__Stated exercise__.
Give back the entire listing verbatim.

>> start Raw data

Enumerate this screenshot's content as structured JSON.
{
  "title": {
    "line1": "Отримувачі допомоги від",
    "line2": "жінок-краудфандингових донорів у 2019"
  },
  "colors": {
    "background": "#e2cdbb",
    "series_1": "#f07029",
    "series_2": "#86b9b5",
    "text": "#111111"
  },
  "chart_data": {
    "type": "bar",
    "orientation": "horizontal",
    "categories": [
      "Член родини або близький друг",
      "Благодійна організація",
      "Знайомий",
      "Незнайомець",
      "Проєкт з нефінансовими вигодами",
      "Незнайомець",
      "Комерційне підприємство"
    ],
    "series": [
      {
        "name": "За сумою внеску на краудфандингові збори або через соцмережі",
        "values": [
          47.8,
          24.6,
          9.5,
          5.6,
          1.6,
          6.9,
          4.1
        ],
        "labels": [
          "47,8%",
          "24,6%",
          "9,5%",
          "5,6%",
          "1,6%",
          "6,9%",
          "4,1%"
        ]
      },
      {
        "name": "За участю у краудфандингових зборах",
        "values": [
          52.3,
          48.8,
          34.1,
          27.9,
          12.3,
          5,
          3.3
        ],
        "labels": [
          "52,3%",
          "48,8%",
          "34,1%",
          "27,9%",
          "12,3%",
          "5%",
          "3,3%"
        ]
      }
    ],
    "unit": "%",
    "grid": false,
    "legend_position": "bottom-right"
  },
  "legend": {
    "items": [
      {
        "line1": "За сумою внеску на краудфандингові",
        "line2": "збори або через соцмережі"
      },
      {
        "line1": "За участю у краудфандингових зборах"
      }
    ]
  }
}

>> end Raw data

__The result__.
Enumerate this screenshot's content as structured JSON.
{
  "title": {
    "line1": "Отримувачі допомоги від",
    "line2": "жінок-краудфандингових донорів у 2019"
  },
  "colors": {
    "background": "#e2cdbb",
    "series_1": "#f07029",
    "series_2": "#86b9b5",
    "text": "#111111"
  },
  "chart_data": {
    "type": "bar",
    "orientation": "horizontal",
    "categories": [
      "Член родини або близький друг",
      "Благодійна організація",
      "Знайомий",
      "Незнайомець",
      "Проєкт з нефінансовими вигодами",
      "Незнайомець",
      "Комерційне підприємство"
    ],
    "series": [
      {
        "name": "За сумою внеску на краудфандингові збори або через соцмережі",
        "values": [
          47.8,
          24.6,
          9.5,
          5.6,
          1.6,
          6.9,
          4.1
        ],
        "labels": [
          "47,8%",
          "24,6%",
          "9,5%",
          "5,6%",
          "1,6%",
          "6,9%",
          "4,1%"
        ]
      },
      {
        "name": "За участю у краудфандингових зборах",
        "values": [
          52.3,
          48.8,
          34.1,
          27.9,
          12.3,
          5,
          3.3
        ],
        "labels": [
          "52,3%",
          "48,8%",
          "34,1%",
          "27,9%",
          "12,3%",
          "5%",
          "3,3%"
        ]
      }
    ],
    "unit": "%",
    "grid": false,
    "legend_position": "bottom-right"
  },
  "legend": {
    "items": [
      {
        "line1": "За сумою внеску на краудфандингові",
        "line2": "збори або через соцмережі"
      },
      {
        "line1": "За участю у краудфандингових зборах"
      }
    ]
  }
}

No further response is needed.